TASK BRIEF. Transcribe the records below exactly, leaving out any pictures.

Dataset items
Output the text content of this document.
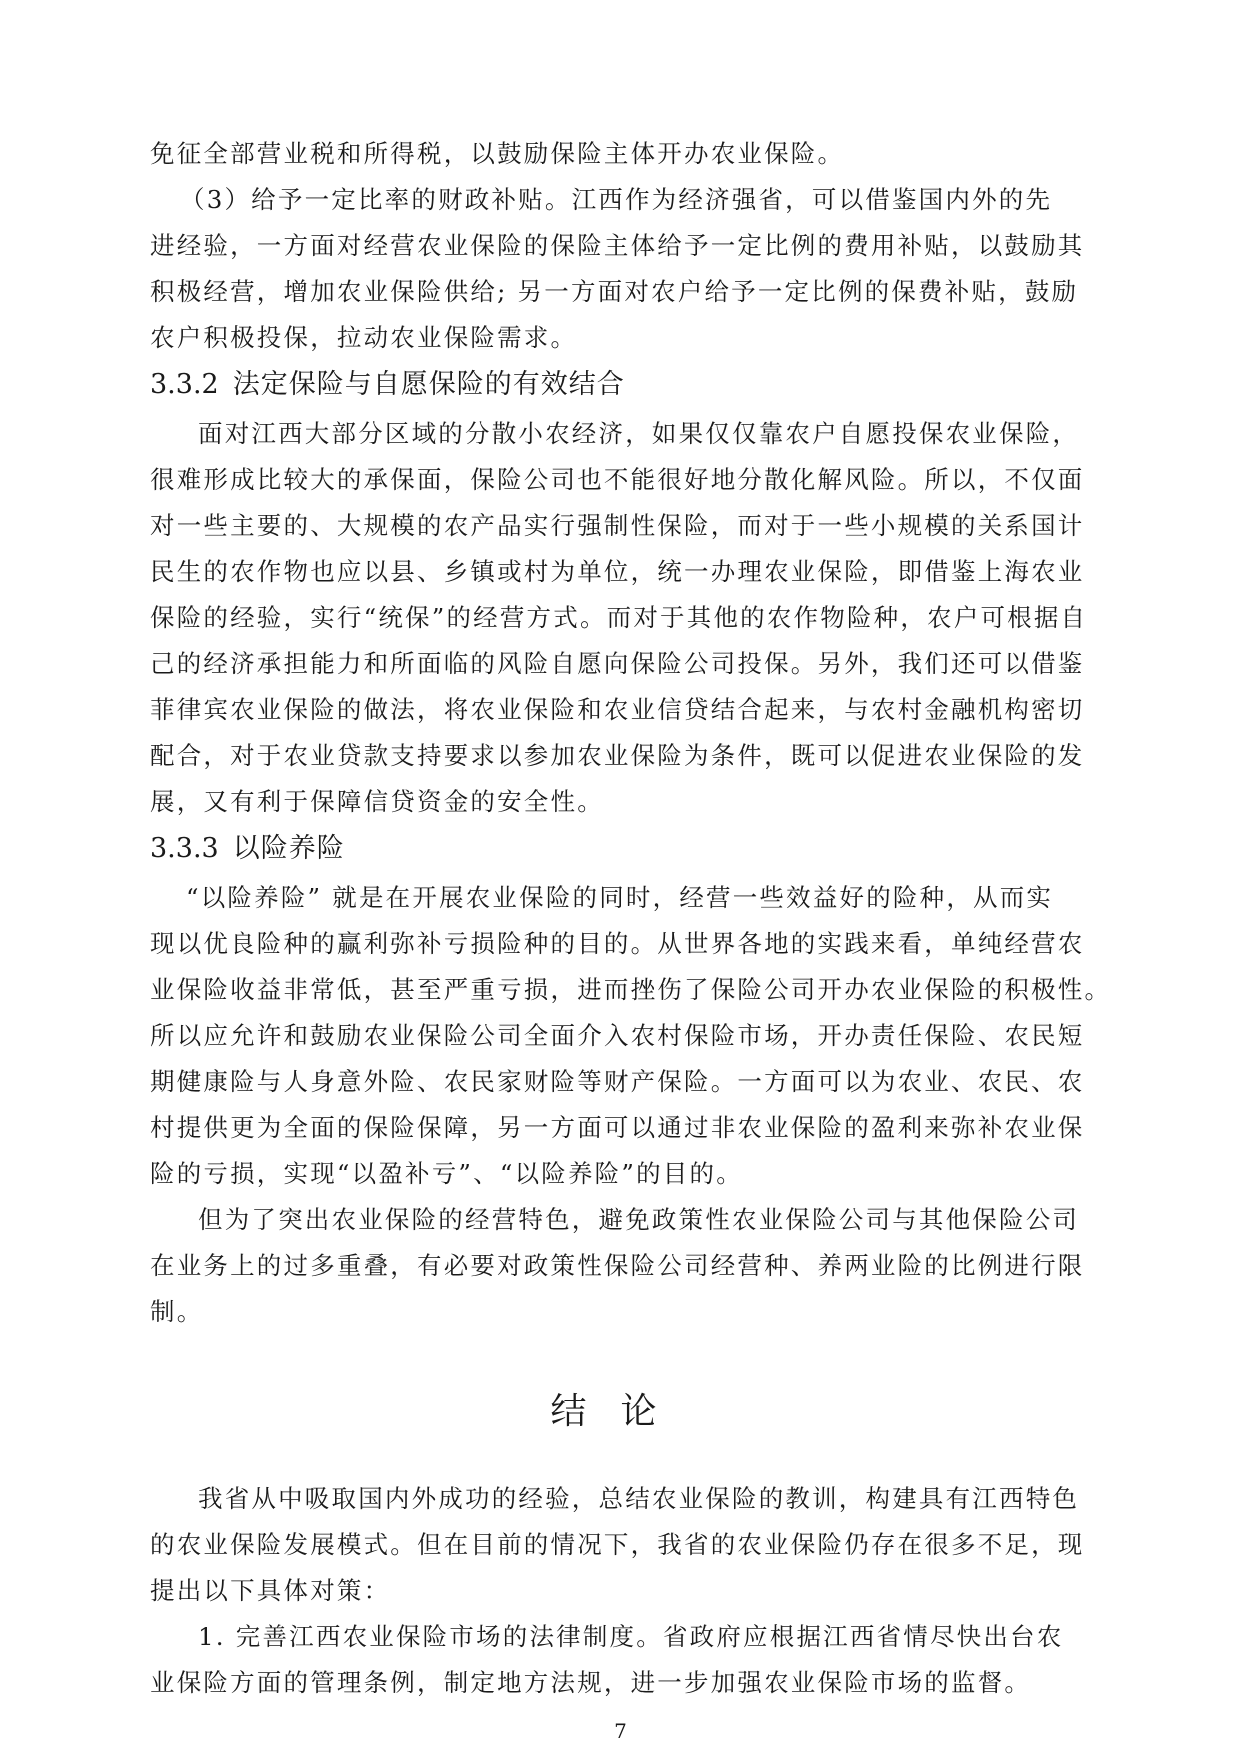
免征全部营业税和所得税，以鼓励保险主体开办农业保险。
（3）给予一定比率的财政补贴。江西作为经济强省，可以借鉴国内外的先
进经验，一方面对经营农业保险的保险主体给予一定比例的费用补贴，以鼓励其
积极经营，增加农业保险供给; 另一方面对农户给予一定比例的保费补贴，鼓励
农户积极投保，拉动农业保险需求。
3.3.2 法定保险与自愿保险的有效结合
面对江西大部分区域的分散小农经济，如果仅仅靠农户自愿投保农业保险，
很难形成比较大的承保面，保险公司也不能很好地分散化解风险。所以，不仅面
对一些主要的、大规模的农产品实行强制性保险，而对于一些小规模的关系国计
民生的农作物也应以县、乡镇或村为单位，统一办理农业保险，即借鉴上海农业
保险的经验，实行“统保”的经营方式。而对于其他的农作物险种，农户可根据自
己的经济承担能力和所面临的风险自愿向保险公司投保。另外，我们还可以借鉴
菲律宾农业保险的做法，将农业保险和农业信贷结合起来，与农村金融机构密切
配合，对于农业贷款支持要求以参加农业保险为条件，既可以促进农业保险的发
展，又有利于保障信贷资金的安全性。
3.3.3 以险养险
“以险养险” 就是在开展农业保险的同时，经营一些效益好的险种，从而实
现以优良险种的赢利弥补亏损险种的目的。从世界各地的实践来看，单纯经营农
业保险收益非常低，甚至严重亏损，进而挫伤了保险公司开办农业保险的积极性。
所以应允许和鼓励农业保险公司全面介入农村保险市场，开办责任保险、农民短
期健康险与人身意外险、农民家财险等财产保险。一方面可以为农业、农民、农
村提供更为全面的保险保障，另一方面可以通过非农业保险的盈利来弥补农业保
险的亏损，实现“以盈补亏”、“以险养险”的目的。
但为了突出农业保险的经营特色，避免政策性农业保险公司与其他保险公司
在业务上的过多重叠，有必要对政策性保险公司经营种、养两业险的比例进行限
制。
结论
我省从中吸取国内外成功的经验，总结农业保险的教训，构建具有江西特色
的农业保险发展模式。但在目前的情况下，我省的农业保险仍存在很多不足，现
提出以下具体对策：
1. 完善江西农业保险市场的法律制度。省政府应根据江西省情尽快出台农
业保险方面的管理条例，制定地方法规，进一步加强农业保险市场的监督。
7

RESPONSE TO THE EXERCISE.
Output the text content of this document.
免征全部营业税和所得税，以鼓励保险主体开办农业保险。
（3）给予一定比率的财政补贴。江西作为经济强省，可以借鉴国内外的先
进经验，一方面对经营农业保险的保险主体给予一定比例的费用补贴，以鼓励其
积极经营，增加农业保险供给; 另一方面对农户给予一定比例的保费补贴，鼓励
农户积极投保，拉动农业保险需求。
3.3.2 法定保险与自愿保险的有效结合
面对江西大部分区域的分散小农经济，如果仅仅靠农户自愿投保农业保险，
很难形成比较大的承保面，保险公司也不能很好地分散化解风险。所以，不仅面
对一些主要的、大规模的农产品实行强制性保险，而对于一些小规模的关系国计
民生的农作物也应以县、乡镇或村为单位，统一办理农业保险，即借鉴上海农业
保险的经验，实行“统保”的经营方式。而对于其他的农作物险种，农户可根据自
己的经济承担能力和所面临的风险自愿向保险公司投保。另外，我们还可以借鉴
菲律宾农业保险的做法，将农业保险和农业信贷结合起来，与农村金融机构密切
配合，对于农业贷款支持要求以参加农业保险为条件，既可以促进农业保险的发
展，又有利于保障信贷资金的安全性。
3.3.3 以险养险
“以险养险” 就是在开展农业保险的同时，经营一些效益好的险种，从而实
现以优良险种的赢利弥补亏损险种的目的。从世界各地的实践来看，单纯经营农
业保险收益非常低，甚至严重亏损，进而挫伤了保险公司开办农业保险的积极性。
所以应允许和鼓励农业保险公司全面介入农村保险市场，开办责任保险、农民短
期健康险与人身意外险、农民家财险等财产保险。一方面可以为农业、农民、农
村提供更为全面的保险保障，另一方面可以通过非农业保险的盈利来弥补农业保
险的亏损，实现“以盈补亏”、“以险养险”的目的。
但为了突出农业保险的经营特色，避免政策性农业保险公司与其他保险公司
在业务上的过多重叠，有必要对政策性保险公司经营种、养两业险的比例进行限
制。
结论
我省从中吸取国内外成功的经验，总结农业保险的教训，构建具有江西特色
的农业保险发展模式。但在目前的情况下，我省的农业保险仍存在很多不足，现
提出以下具体对策：
1. 完善江西农业保险市场的法律制度。省政府应根据江西省情尽快出台农
业保险方面的管理条例，制定地方法规，进一步加强农业保险市场的监督。
7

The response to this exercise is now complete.